TASK INSTRUCTIONS →
Print all the data, keeping every line exactly as it is.

ENTRIES →

__________

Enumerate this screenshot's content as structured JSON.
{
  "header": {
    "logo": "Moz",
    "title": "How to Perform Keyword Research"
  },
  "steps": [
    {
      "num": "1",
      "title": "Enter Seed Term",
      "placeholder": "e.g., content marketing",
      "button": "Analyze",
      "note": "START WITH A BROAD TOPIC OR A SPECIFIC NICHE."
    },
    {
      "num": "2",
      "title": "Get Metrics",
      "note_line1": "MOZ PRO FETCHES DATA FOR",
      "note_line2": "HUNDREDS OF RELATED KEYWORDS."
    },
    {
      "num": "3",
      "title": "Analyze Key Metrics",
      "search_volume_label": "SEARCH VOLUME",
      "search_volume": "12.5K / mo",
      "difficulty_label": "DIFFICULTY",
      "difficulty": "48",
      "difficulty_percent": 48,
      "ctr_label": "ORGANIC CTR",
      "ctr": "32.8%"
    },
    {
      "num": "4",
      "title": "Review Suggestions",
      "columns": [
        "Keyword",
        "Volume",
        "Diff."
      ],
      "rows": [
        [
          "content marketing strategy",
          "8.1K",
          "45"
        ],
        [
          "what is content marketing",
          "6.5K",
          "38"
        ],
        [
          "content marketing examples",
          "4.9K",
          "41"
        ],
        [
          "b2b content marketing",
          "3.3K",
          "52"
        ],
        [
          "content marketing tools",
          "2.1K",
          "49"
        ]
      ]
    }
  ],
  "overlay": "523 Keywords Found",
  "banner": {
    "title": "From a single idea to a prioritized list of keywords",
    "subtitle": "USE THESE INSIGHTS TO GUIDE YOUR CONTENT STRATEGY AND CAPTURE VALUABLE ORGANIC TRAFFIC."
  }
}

__________

EXERCISE ANSWER →
Enumerate this screenshot's content as structured JSON.
{
  "header": {
    "logo": "Moz",
    "title": "How to Perform Keyword Research"
  },
  "steps": [
    {
      "num": "1",
      "title": "Enter Seed Term",
      "placeholder": "e.g., content marketing",
      "button": "Analyze",
      "note": "START WITH A BROAD TOPIC OR A SPECIFIC NICHE."
    },
    {
      "num": "2",
      "title": "Get Metrics",
      "note_line1": "MOZ PRO FETCHES DATA FOR",
      "note_line2": "HUNDREDS OF RELATED KEYWORDS."
    },
    {
      "num": "3",
      "title": "Analyze Key Metrics",
      "search_volume_label": "SEARCH VOLUME",
      "search_volume": "12.5K / mo",
      "difficulty_label": "DIFFICULTY",
      "difficulty": "48",
      "difficulty_percent": 48,
      "ctr_label": "ORGANIC CTR",
      "ctr": "32.8%"
    },
    {
      "num": "4",
      "title": "Review Suggestions",
      "columns": [
        "Keyword",
        "Volume",
        "Diff."
      ],
      "rows": [
        [
          "content marketing strategy",
          "8.1K",
          "45"
        ],
        [
          "what is content marketing",
          "6.5K",
          "38"
        ],
        [
          "content marketing examples",
          "4.9K",
          "41"
        ],
        [
          "b2b content marketing",
          "3.3K",
          "52"
        ],
        [
          "content marketing tools",
          "2.1K",
          "49"
        ]
      ]
    }
  ],
  "overlay": "523 Keywords Found",
  "banner": {
    "title": "From a single idea to a prioritized list of keywords",
    "subtitle": "USE THESE INSIGHTS TO GUIDE YOUR CONTENT STRATEGY AND CAPTURE VALUABLE ORGANIC TRAFFIC."
  }
}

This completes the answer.